━━━━━ Selected text ━━━━━

Moved by his entreaty, the King does not merely extend his deadline. He does what in the manner of the world would seem uncontrolled, irrational, or even foolish: He forgives the debt! He takes compassion on his servant. “Compassion” meaning: he is able to “suffer-with” his servant, to feel his horror at the prospect of being sold with his wife and children into slavery, to feel his fear, and his loss of face. He is able conversely to feel his servant’s rush of joy at being liberated from debt able finally to live life freed of worry and despair. That is the way of this King. He forgave.

There is no explicit injunction from the King in this parable, “As I have forgiven you, so you should forgive others.” There is no articulation of the moral imperative arising from the servant’s encounter with the King, “As I have been forgiven my debt, so too must I forgive others.” The “Therefore, this is the way I must act…” coming upon the experience of the King’s compassion is left to the intelligence and moral reasoning of the servant.

Here, we know, he failed miserably. That belongs to the core message of this Gospel. When the servant found his own servant who owed him a great debt, he demanded he pay it back. In full. The servant’s servant fell at the knees of his debtor and begged for forgiveness. But unlike the first servant’s master, he neither felt nor exercised compassion. Instead, merciless, “he had him put in prison until he had paid his debt” (Mt. 18:30).

When the affair was reported to the King, the King summoned his servant: “You wicked servant! I forgave you your entire debt because you begged me to. Should you not have had pity on your servant as I had pity on you?” The Gospel ends with the words: “Then in anger the Master handed him over to the torturers until he should pay back the whole debt. So will my heavenly father do to you, unless each of you forgives your brother from your heart” (Mt. 18:35).

The ending is good news for sinners who have great debts to the King and have no way of paying these debts, and bad news for those who have been forgiven great debts and who do not use the experience of this forgiveness as a warrant themselves to exercise forgiveness. It is good news for sinners who have experienced the gracious mercy of the just judge, and bad news for Christians who forgetting this mercy exercise just justice. It is insight into the King and his Kingdom. This is a King who is not just an abstract, unfeeling, uniformly applicable “Law” or “Natural Law” or “Eternal Law” unmoved and immutable; this is a King who is moved, is responsive, feels the suffering of his people, is touched by entreaties for forgiveness, is sensitive to their human need for “face” and “dignity” and responsibility to wife and children, and exercises his kingship in understanding, love and mercy. But this is also a King who cannot extend infinite mercy if the debtor himself in his life and life choices blocks out even finite mercy, sees only the cold, hard demands of justice, and opts to see people suffer in their indebtedness rather than forgive. This is a King whose mercy cannot be extended to one who in life says in principle no to mercy, and insists adamantly on the demands of justice. The Gospel says: to one who insists on justice, he will get just justice; to the one who pleas for mercy, he will receive mercy in the compassion of the just King.

━━━━━ Given material ━━━━━

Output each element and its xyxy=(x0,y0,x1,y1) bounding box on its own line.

━━━━━

- _Problem set_:
a) Answer these questions from the text on the unforgiving servant:
(i) Rather than merely extending the deadline, what does the King do about his servant's debt?
(ii) What did the servant have done to his own servant who owed him a great debt?
(iii) To whom does the Master hand the servant over at the end of the Gospel?
b) Turn the paragraph of the text on the unforgiving servant that begins "Here, we know, he failed miserably" into a short bulleted list that keeps its main facts.

- _Answers for the exercise_:
a)
(i) He forgives the debt.
(ii) He had him put in prison until he had paid his debt.
(iii) To the torturers, until he should pay back the whole debt.

b)
- The servant failed miserably, and this belongs to the core message of the Gospel.
- He found his own servant, who owed him a great debt, and demanded full repayment.
- That servant fell at his knees and begged for forgiveness.
- Unlike his own master, the servant neither felt nor exercised compassion.
- Without mercy, he had the debtor put in prison until the debt was paid (Mt. 18:30).